[Goal]: Reproduce, line for line and unchanged, the records from the line containing "enumerate the UI" up to and including the line containing "running-indicator [681, 717, 703, 719]".

[Supplied records]:
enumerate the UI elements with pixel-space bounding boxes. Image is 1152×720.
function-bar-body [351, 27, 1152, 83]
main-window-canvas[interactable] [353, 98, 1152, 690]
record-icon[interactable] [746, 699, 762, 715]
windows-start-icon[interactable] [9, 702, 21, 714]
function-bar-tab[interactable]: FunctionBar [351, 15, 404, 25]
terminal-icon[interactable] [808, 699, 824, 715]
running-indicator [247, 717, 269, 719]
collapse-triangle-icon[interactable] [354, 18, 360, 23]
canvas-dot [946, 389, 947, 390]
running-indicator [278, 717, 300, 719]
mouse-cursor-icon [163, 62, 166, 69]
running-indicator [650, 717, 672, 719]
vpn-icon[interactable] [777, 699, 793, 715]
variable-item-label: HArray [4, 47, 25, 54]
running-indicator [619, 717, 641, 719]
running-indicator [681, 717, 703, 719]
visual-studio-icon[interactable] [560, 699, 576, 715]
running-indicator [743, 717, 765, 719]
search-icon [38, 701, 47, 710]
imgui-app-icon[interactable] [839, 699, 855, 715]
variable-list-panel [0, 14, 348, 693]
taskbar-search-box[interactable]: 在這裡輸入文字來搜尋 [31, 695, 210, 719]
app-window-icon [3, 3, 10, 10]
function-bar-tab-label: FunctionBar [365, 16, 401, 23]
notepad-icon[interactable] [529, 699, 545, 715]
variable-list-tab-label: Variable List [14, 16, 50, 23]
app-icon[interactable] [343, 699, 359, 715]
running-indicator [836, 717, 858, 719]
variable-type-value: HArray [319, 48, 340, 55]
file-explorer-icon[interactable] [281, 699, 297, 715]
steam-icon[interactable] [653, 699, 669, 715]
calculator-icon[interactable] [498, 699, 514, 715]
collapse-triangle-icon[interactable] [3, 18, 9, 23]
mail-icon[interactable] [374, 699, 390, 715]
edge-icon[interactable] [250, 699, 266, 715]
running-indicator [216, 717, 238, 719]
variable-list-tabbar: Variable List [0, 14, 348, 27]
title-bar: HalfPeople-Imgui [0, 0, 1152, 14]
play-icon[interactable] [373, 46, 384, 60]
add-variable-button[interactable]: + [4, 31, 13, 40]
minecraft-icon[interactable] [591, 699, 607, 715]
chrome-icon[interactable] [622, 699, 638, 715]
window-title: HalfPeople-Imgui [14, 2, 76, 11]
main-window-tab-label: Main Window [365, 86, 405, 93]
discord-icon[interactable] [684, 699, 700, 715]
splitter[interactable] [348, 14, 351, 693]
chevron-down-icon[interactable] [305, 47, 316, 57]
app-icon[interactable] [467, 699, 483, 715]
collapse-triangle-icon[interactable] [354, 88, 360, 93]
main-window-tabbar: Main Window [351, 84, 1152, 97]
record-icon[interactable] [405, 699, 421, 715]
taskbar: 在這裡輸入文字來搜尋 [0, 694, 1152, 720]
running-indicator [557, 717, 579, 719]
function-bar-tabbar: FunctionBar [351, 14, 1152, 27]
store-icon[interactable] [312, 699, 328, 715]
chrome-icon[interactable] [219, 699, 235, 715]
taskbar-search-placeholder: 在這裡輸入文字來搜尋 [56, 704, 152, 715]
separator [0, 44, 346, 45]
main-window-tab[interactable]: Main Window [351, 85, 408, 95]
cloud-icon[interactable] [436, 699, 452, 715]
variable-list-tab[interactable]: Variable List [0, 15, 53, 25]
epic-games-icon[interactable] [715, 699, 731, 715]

* * *

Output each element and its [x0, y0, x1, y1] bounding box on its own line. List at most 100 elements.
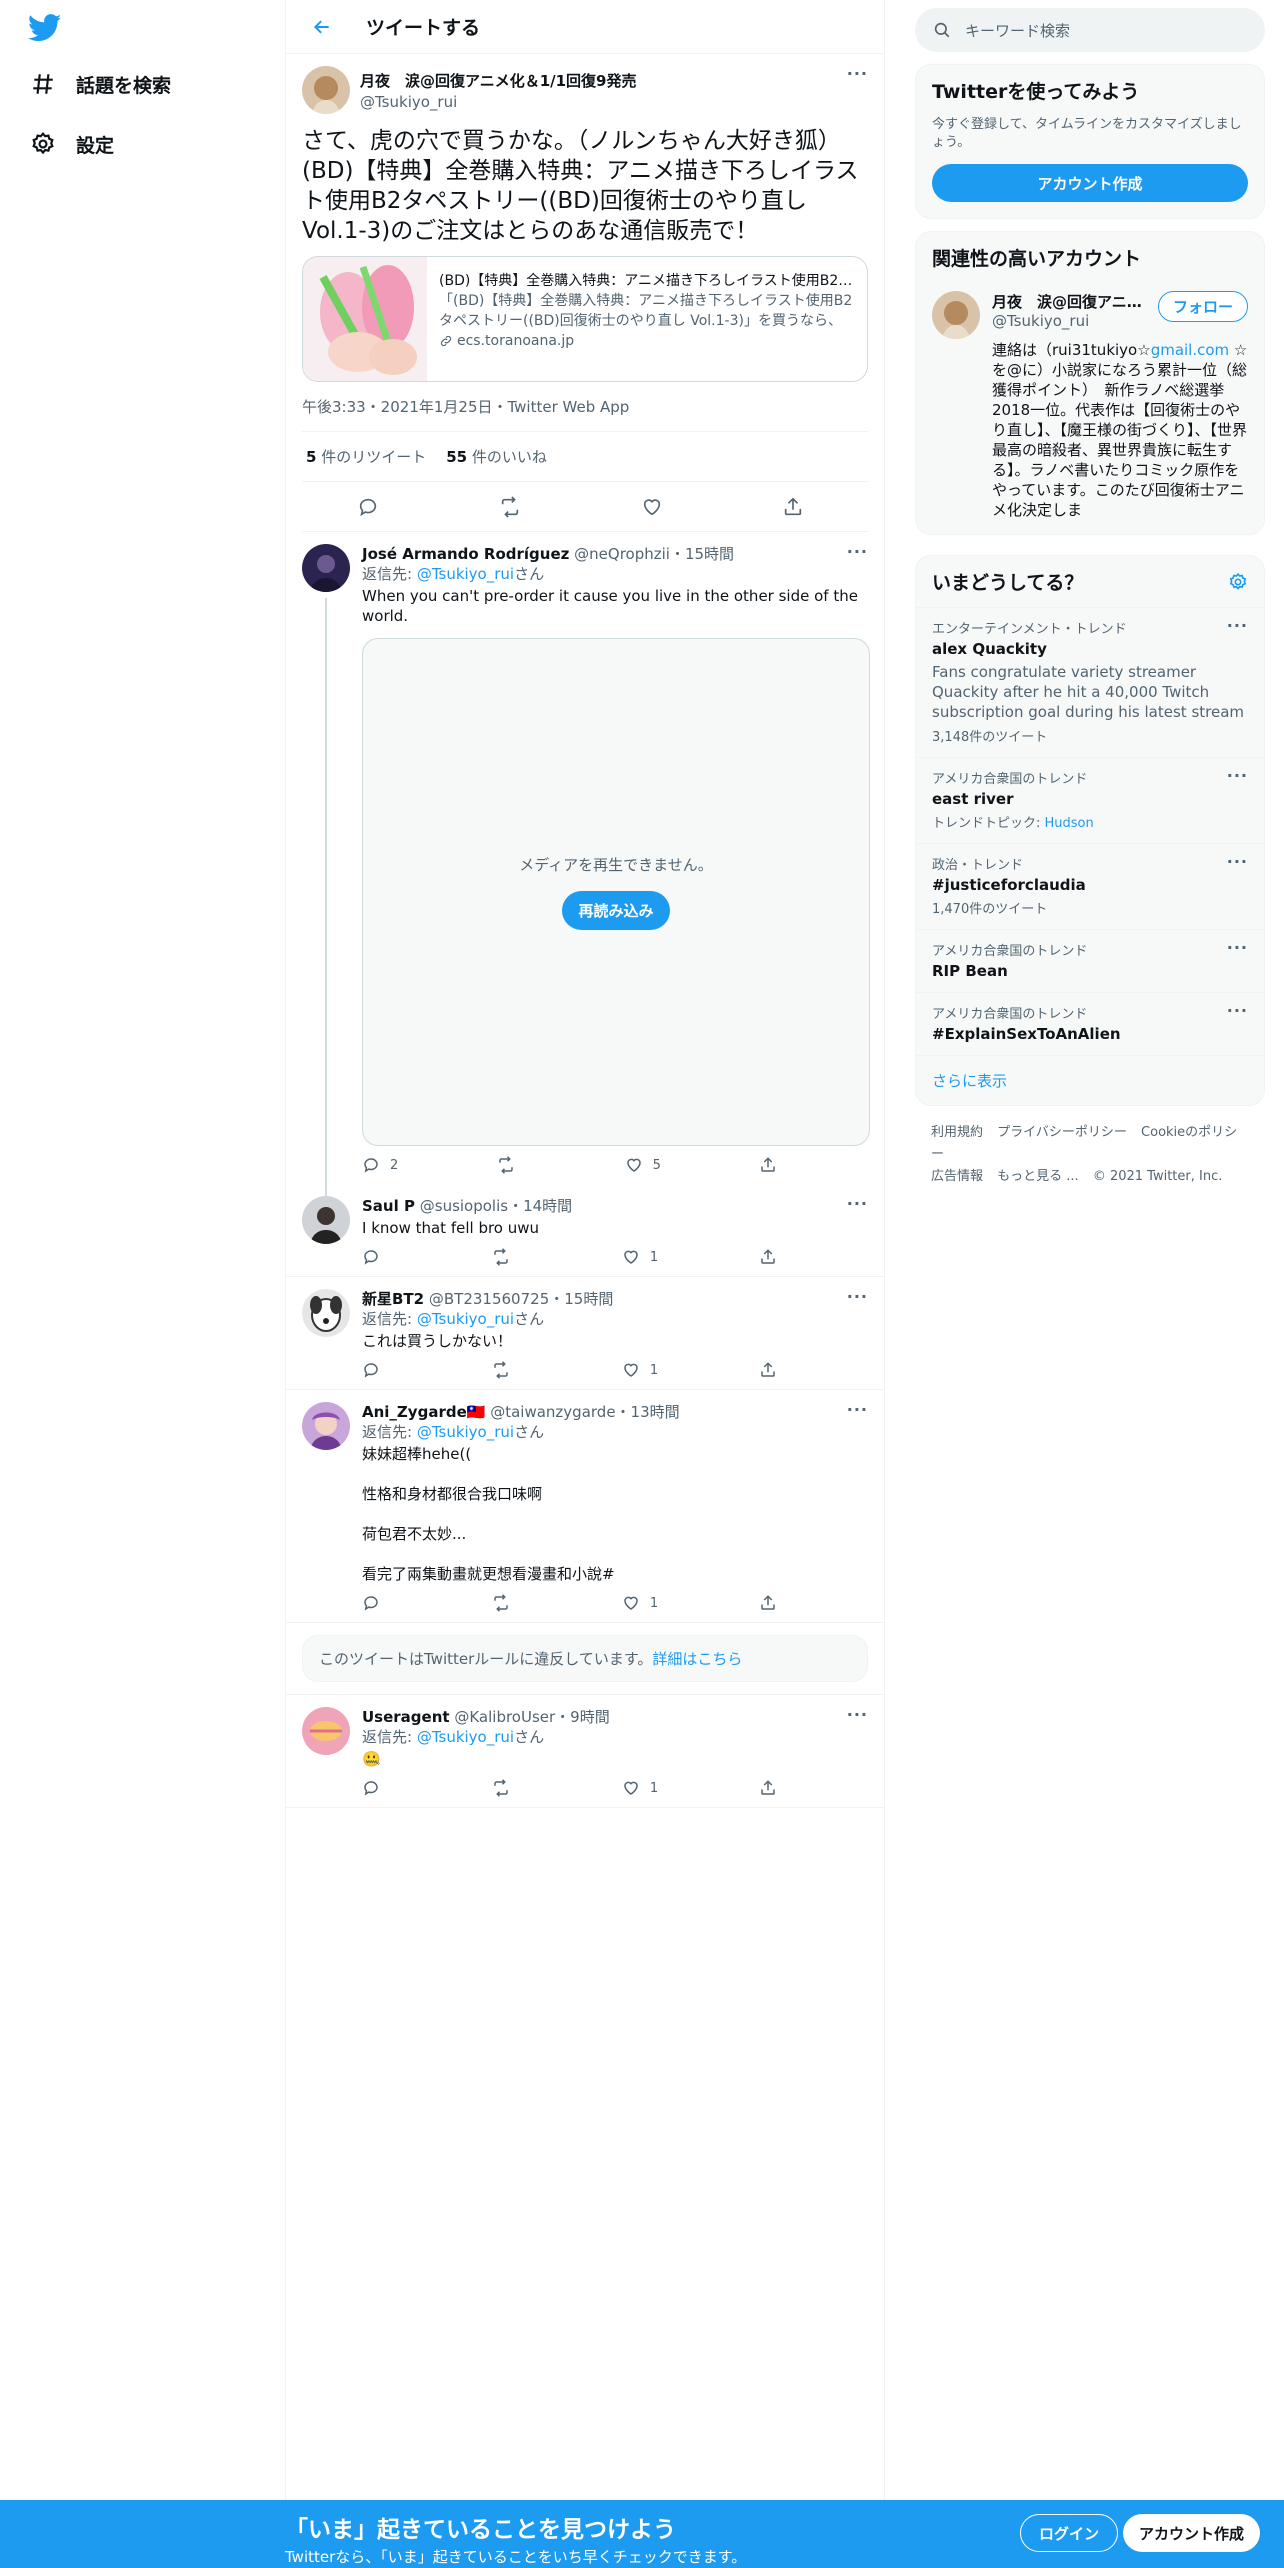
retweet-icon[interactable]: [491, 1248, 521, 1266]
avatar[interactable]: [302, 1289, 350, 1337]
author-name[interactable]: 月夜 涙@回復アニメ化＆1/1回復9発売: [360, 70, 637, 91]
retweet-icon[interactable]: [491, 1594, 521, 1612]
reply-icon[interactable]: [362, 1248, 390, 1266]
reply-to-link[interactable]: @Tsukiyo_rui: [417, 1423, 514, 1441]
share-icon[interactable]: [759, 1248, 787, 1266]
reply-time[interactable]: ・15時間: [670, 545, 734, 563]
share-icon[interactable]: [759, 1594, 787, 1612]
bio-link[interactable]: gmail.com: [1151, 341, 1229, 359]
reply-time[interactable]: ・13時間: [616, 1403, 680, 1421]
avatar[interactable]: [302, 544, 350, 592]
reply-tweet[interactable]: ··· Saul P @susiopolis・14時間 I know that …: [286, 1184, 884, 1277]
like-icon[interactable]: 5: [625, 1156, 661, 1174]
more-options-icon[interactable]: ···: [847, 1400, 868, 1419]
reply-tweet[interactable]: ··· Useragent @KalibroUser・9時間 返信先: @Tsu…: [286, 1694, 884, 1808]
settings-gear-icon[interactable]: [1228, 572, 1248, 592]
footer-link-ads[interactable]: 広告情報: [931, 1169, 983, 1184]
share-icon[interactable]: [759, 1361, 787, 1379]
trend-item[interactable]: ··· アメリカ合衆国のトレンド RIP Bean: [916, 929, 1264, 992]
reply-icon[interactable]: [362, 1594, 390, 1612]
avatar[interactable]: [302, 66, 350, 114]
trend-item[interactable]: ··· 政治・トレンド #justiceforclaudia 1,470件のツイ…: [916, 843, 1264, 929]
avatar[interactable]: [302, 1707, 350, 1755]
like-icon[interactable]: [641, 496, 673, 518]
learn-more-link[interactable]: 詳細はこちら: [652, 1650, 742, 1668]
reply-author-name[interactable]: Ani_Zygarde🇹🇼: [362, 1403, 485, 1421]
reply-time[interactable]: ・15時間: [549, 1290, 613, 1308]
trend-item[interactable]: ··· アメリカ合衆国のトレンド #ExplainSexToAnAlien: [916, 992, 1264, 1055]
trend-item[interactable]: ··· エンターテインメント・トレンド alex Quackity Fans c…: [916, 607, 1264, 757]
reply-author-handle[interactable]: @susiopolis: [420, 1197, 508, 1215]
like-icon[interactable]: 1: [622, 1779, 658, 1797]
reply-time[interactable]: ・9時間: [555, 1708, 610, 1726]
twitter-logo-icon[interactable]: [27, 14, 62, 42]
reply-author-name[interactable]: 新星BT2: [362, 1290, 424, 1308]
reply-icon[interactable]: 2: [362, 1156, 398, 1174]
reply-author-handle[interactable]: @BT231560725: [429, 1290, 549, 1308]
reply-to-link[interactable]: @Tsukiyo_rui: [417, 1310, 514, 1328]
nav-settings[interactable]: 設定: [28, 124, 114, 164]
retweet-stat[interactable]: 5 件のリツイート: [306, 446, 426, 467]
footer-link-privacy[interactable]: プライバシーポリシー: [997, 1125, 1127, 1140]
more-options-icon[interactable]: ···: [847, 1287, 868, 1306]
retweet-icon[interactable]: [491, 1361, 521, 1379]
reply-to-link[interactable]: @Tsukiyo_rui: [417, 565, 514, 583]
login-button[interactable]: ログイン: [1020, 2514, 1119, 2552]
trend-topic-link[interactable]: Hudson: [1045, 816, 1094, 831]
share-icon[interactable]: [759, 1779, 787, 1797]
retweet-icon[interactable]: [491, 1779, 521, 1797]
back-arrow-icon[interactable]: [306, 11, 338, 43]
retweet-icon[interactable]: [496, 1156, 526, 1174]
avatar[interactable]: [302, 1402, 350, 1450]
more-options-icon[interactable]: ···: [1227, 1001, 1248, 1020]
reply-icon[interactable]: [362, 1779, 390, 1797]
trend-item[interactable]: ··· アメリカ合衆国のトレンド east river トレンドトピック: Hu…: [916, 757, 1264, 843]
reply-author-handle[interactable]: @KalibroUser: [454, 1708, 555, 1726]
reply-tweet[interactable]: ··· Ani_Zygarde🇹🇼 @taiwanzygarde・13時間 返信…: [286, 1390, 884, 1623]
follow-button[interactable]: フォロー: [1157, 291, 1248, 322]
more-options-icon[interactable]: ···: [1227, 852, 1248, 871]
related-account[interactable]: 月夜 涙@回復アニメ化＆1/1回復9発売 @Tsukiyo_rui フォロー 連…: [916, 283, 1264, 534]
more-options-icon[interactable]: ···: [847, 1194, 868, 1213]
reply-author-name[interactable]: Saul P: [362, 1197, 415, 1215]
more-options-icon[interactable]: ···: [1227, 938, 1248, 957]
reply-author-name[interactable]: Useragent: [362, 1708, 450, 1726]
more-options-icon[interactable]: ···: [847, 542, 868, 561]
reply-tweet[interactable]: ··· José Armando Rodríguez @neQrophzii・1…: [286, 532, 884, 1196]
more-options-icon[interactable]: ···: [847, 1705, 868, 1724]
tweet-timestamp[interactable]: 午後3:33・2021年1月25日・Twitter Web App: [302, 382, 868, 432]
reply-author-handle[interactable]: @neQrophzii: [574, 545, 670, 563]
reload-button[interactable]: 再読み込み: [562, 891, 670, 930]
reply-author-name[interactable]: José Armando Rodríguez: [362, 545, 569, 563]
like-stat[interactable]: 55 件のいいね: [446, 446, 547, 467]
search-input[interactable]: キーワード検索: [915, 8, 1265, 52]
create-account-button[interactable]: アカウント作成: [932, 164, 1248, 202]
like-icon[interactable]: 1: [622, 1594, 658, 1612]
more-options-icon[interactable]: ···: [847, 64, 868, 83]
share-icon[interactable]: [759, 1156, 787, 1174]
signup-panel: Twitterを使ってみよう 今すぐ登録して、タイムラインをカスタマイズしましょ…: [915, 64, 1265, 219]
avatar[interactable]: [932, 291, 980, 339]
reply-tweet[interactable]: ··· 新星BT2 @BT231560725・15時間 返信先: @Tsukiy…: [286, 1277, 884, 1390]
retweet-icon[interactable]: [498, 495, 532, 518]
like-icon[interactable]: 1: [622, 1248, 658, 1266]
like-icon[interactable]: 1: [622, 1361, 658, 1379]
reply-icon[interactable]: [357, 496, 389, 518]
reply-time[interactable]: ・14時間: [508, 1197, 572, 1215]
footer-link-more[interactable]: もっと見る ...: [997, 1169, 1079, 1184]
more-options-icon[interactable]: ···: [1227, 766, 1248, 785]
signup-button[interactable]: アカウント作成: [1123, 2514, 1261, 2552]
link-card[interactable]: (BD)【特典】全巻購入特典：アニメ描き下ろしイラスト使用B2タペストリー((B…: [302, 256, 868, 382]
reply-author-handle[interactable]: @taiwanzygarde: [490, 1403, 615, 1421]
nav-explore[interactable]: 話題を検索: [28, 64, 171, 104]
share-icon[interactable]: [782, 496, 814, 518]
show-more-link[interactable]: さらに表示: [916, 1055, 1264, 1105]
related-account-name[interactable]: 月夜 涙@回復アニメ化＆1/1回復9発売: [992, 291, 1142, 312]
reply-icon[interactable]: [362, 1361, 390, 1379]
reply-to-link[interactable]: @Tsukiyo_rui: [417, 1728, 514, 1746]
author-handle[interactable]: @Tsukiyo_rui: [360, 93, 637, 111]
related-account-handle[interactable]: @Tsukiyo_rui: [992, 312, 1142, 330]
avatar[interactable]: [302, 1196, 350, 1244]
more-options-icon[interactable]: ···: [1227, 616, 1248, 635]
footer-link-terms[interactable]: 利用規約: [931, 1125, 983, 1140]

[Written reply]:
enumerate the UI elements with pixel-space bounding boxes. Image is 1152×720.
function-bar-body [351, 27, 1152, 83]
main-window-canvas[interactable] [353, 98, 1152, 690]
record-icon[interactable] [746, 699, 762, 715]
windows-start-icon[interactable] [9, 702, 21, 714]
function-bar-tab[interactable]: FunctionBar [351, 15, 404, 25]
terminal-icon[interactable] [808, 699, 824, 715]
running-indicator [247, 717, 269, 719]
collapse-triangle-icon[interactable] [354, 18, 360, 23]
canvas-dot [946, 389, 947, 390]
running-indicator [278, 717, 300, 719]
mouse-cursor-icon [163, 62, 166, 69]
running-indicator [650, 717, 672, 719]
vpn-icon[interactable] [777, 699, 793, 715]
variable-item-label: HArray [4, 47, 25, 54]
running-indicator [619, 717, 641, 719]
running-indicator [681, 717, 703, 719]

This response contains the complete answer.